◆ **Aim**
Transcribe every record that appears below, exactly and in full.

[START Entries provided]

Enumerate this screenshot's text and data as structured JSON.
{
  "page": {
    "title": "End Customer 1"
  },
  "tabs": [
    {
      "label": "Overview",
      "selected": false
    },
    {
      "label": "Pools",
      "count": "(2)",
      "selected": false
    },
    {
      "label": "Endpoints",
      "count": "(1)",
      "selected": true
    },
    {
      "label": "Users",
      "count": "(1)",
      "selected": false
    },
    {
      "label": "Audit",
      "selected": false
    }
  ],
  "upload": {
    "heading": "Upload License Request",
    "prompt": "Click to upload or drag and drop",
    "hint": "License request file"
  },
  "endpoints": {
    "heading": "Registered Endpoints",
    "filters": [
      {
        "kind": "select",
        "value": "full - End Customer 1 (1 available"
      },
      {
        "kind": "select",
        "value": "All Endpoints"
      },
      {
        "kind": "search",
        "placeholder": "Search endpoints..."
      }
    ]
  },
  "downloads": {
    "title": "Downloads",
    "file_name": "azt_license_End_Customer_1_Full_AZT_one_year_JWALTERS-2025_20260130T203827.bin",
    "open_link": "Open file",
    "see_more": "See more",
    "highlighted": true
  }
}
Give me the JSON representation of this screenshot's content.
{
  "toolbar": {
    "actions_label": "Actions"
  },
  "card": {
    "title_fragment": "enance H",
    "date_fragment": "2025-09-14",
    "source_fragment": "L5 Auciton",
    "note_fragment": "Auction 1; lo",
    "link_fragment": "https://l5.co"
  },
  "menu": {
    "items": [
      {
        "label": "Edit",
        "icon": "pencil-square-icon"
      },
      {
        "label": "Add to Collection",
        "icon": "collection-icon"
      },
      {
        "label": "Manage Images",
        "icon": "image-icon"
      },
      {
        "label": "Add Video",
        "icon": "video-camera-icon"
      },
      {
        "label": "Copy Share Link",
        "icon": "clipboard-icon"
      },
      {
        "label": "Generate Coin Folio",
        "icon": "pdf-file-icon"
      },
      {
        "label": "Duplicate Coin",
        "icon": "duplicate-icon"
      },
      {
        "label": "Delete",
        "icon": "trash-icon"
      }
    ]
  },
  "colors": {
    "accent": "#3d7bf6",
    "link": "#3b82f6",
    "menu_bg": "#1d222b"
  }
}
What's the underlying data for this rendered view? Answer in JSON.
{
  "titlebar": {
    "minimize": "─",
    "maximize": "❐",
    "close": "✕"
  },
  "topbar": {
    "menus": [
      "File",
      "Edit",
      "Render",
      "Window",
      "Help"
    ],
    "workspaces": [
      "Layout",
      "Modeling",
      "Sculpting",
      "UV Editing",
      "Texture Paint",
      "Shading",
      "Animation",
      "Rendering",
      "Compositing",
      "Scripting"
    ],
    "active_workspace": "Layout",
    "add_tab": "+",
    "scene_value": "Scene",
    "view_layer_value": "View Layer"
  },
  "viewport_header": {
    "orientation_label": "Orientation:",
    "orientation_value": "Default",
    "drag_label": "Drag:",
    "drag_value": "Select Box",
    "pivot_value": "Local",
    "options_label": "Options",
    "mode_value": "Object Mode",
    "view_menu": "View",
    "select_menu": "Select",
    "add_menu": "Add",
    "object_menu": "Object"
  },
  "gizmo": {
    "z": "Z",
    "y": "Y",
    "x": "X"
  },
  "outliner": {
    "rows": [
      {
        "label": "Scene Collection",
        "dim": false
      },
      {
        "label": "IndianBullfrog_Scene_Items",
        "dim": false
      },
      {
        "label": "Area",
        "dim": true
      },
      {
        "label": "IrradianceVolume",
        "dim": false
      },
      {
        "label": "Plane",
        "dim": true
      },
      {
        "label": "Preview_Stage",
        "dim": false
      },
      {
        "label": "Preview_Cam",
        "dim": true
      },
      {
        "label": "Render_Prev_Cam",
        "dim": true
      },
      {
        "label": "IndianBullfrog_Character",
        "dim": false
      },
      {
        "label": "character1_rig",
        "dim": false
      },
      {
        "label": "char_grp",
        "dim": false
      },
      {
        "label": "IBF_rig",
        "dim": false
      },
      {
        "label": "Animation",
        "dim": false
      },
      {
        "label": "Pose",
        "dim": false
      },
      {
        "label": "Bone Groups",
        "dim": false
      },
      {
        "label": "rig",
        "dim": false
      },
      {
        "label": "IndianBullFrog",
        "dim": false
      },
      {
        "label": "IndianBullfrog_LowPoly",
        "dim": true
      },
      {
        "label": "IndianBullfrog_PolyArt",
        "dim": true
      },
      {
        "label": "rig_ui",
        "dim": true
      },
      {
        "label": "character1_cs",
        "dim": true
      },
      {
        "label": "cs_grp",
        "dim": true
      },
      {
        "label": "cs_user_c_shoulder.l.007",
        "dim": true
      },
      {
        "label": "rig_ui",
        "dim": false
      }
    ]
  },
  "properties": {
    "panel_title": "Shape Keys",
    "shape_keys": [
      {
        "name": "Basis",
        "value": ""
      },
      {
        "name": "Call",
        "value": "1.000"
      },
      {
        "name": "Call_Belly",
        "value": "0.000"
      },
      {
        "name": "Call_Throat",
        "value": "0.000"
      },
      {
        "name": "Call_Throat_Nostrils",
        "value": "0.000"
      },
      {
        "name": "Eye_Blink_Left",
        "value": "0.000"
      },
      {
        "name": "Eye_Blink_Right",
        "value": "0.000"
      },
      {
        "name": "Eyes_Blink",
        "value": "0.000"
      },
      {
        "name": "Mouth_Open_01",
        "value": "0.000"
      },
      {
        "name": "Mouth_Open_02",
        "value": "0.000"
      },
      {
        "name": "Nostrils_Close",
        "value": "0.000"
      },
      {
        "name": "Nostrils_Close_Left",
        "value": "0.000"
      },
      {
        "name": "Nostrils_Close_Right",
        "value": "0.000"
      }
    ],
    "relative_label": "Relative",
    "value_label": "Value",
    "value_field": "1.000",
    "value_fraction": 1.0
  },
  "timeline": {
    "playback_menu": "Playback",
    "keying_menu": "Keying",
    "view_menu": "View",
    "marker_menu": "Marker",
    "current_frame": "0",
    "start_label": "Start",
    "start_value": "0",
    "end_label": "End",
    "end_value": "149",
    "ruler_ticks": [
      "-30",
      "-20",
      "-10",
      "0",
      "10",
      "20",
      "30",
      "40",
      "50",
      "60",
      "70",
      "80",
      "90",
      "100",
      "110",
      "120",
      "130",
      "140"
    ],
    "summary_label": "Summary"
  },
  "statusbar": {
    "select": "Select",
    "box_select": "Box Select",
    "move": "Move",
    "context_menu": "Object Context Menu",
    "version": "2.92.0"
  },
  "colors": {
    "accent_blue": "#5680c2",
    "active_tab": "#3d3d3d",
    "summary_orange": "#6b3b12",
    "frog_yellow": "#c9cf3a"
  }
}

[END Entries provided]

◆ **Answer to this task**
Enumerate this screenshot's text and data as structured JSON.
{
  "page": {
    "title": "End Customer 1"
  },
  "tabs": [
    {
      "label": "Overview",
      "selected": false
    },
    {
      "label": "Pools",
      "count": "(2)",
      "selected": false
    },
    {
      "label": "Endpoints",
      "count": "(1)",
      "selected": true
    },
    {
      "label": "Users",
      "count": "(1)",
      "selected": false
    },
    {
      "label": "Audit",
      "selected": false
    }
  ],
  "upload": {
    "heading": "Upload License Request",
    "prompt": "Click to upload or drag and drop",
    "hint": "License request file"
  },
  "endpoints": {
    "heading": "Registered Endpoints",
    "filters": [
      {
        "kind": "select",
        "value": "full - End Customer 1 (1 available"
      },
      {
        "kind": "select",
        "value": "All Endpoints"
      },
      {
        "kind": "search",
        "placeholder": "Search endpoints..."
      }
    ]
  },
  "downloads": {
    "title": "Downloads",
    "file_name": "azt_license_End_Customer_1_Full_AZT_one_year_JWALTERS-2025_20260130T203827.bin",
    "open_link": "Open file",
    "see_more": "See more",
    "highlighted": true
  }
}
Give me the JSON representation of this screenshot's content.
{
  "toolbar": {
    "actions_label": "Actions"
  },
  "card": {
    "title_fragment": "enance H",
    "date_fragment": "2025-09-14",
    "source_fragment": "L5 Auciton",
    "note_fragment": "Auction 1; lo",
    "link_fragment": "https://l5.co"
  },
  "menu": {
    "items": [
      {
        "label": "Edit",
        "icon": "pencil-square-icon"
      },
      {
        "label": "Add to Collection",
        "icon": "collection-icon"
      },
      {
        "label": "Manage Images",
        "icon": "image-icon"
      },
      {
        "label": "Add Video",
        "icon": "video-camera-icon"
      },
      {
        "label": "Copy Share Link",
        "icon": "clipboard-icon"
      },
      {
        "label": "Generate Coin Folio",
        "icon": "pdf-file-icon"
      },
      {
        "label": "Duplicate Coin",
        "icon": "duplicate-icon"
      },
      {
        "label": "Delete",
        "icon": "trash-icon"
      }
    ]
  },
  "colors": {
    "accent": "#3d7bf6",
    "link": "#3b82f6",
    "menu_bg": "#1d222b"
  }
}
What's the underlying data for this rendered view? Answer in JSON.
{
  "titlebar": {
    "minimize": "─",
    "maximize": "❐",
    "close": "✕"
  },
  "topbar": {
    "menus": [
      "File",
      "Edit",
      "Render",
      "Window",
      "Help"
    ],
    "workspaces": [
      "Layout",
      "Modeling",
      "Sculpting",
      "UV Editing",
      "Texture Paint",
      "Shading",
      "Animation",
      "Rendering",
      "Compositing",
      "Scripting"
    ],
    "active_workspace": "Layout",
    "add_tab": "+",
    "scene_value": "Scene",
    "view_layer_value": "View Layer"
  },
  "viewport_header": {
    "orientation_label": "Orientation:",
    "orientation_value": "Default",
    "drag_label": "Drag:",
    "drag_value": "Select Box",
    "pivot_value": "Local",
    "options_label": "Options",
    "mode_value": "Object Mode",
    "view_menu": "View",
    "select_menu": "Select",
    "add_menu": "Add",
    "object_menu": "Object"
  },
  "gizmo": {
    "z": "Z",
    "y": "Y",
    "x": "X"
  },
  "outliner": {
    "rows": [
      {
        "label": "Scene Collection",
        "dim": false
      },
      {
        "label": "IndianBullfrog_Scene_Items",
        "dim": false
      },
      {
        "label": "Area",
        "dim": true
      },
      {
        "label": "IrradianceVolume",
        "dim": false
      },
      {
        "label": "Plane",
        "dim": true
      },
      {
        "label": "Preview_Stage",
        "dim": false
      },
      {
        "label": "Preview_Cam",
        "dim": true
      },
      {
        "label": "Render_Prev_Cam",
        "dim": true
      },
      {
        "label": "IndianBullfrog_Character",
        "dim": false
      },
      {
        "label": "character1_rig",
        "dim": false
      },
      {
        "label": "char_grp",
        "dim": false
      },
      {
        "label": "IBF_rig",
        "dim": false
      },
      {
        "label": "Animation",
        "dim": false
      },
      {
        "label": "Pose",
        "dim": false
      },
      {
        "label": "Bone Groups",
        "dim": false
      },
      {
        "label": "rig",
        "dim": false
      },
      {
        "label": "IndianBullFrog",
        "dim": false
      },
      {
        "label": "IndianBullfrog_LowPoly",
        "dim": true
      },
      {
        "label": "IndianBullfrog_PolyArt",
        "dim": true
      },
      {
        "label": "rig_ui",
        "dim": true
      },
      {
        "label": "character1_cs",
        "dim": true
      },
      {
        "label": "cs_grp",
        "dim": true
      },
      {
        "label": "cs_user_c_shoulder.l.007",
        "dim": true
      },
      {
        "label": "rig_ui",
        "dim": false
      }
    ]
  },
  "properties": {
    "panel_title": "Shape Keys",
    "shape_keys": [
      {
        "name": "Basis",
        "value": ""
      },
      {
        "name": "Call",
        "value": "1.000"
      },
      {
        "name": "Call_Belly",
        "value": "0.000"
      },
      {
        "name": "Call_Throat",
        "value": "0.000"
      },
      {
        "name": "Call_Throat_Nostrils",
        "value": "0.000"
      },
      {
        "name": "Eye_Blink_Left",
        "value": "0.000"
      },
      {
        "name": "Eye_Blink_Right",
        "value": "0.000"
      },
      {
        "name": "Eyes_Blink",
        "value": "0.000"
      },
      {
        "name": "Mouth_Open_01",
        "value": "0.000"
      },
      {
        "name": "Mouth_Open_02",
        "value": "0.000"
      },
      {
        "name": "Nostrils_Close",
        "value": "0.000"
      },
      {
        "name": "Nostrils_Close_Left",
        "value": "0.000"
      },
      {
        "name": "Nostrils_Close_Right",
        "value": "0.000"
      }
    ],
    "relative_label": "Relative",
    "value_label": "Value",
    "value_field": "1.000",
    "value_fraction": 1.0
  },
  "timeline": {
    "playback_menu": "Playback",
    "keying_menu": "Keying",
    "view_menu": "View",
    "marker_menu": "Marker",
    "current_frame": "0",
    "start_label": "Start",
    "start_value": "0",
    "end_label": "End",
    "end_value": "149",
    "ruler_ticks": [
      "-30",
      "-20",
      "-10",
      "0",
      "10",
      "20",
      "30",
      "40",
      "50",
      "60",
      "70",
      "80",
      "90",
      "100",
      "110",
      "120",
      "130",
      "140"
    ],
    "summary_label": "Summary"
  },
  "statusbar": {
    "select": "Select",
    "box_select": "Box Select",
    "move": "Move",
    "context_menu": "Object Context Menu",
    "version": "2.92.0"
  },
  "colors": {
    "accent_blue": "#5680c2",
    "active_tab": "#3d3d3d",
    "summary_orange": "#6b3b12",
    "frog_yellow": "#c9cf3a"
  }
}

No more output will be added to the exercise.